__REQUEST__. Find the lines with "evaluacion" in them and copy them out.

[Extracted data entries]
************

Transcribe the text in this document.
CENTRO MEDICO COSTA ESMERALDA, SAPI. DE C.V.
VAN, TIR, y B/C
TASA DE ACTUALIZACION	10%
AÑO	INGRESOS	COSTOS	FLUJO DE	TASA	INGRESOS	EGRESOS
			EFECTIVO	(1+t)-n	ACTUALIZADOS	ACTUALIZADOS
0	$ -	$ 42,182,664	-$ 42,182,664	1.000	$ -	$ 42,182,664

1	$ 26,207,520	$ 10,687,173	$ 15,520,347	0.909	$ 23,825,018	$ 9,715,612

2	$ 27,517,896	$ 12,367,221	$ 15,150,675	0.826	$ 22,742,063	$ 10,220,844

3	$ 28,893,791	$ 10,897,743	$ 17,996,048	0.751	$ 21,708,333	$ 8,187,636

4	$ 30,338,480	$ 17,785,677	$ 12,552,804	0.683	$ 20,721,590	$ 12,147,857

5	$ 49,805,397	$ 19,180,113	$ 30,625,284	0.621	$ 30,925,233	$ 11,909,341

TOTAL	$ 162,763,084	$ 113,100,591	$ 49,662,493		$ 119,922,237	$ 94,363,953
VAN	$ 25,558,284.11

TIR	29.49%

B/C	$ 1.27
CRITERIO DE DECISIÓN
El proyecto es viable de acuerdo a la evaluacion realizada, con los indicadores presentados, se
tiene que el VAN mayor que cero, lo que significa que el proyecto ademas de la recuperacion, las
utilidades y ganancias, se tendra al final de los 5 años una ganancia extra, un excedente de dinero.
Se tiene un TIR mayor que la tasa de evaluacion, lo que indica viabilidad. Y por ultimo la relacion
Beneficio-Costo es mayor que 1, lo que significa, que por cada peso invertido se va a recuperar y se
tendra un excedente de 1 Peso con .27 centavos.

************

__EXERCISE OUTPUT__.
El proyecto es viable de acuerdo a la evaluacion realizada, con los indicadores presentados, se
Se tiene un TIR mayor que la tasa de evaluacion, lo que indica viabilidad. Y por ultimo la relacion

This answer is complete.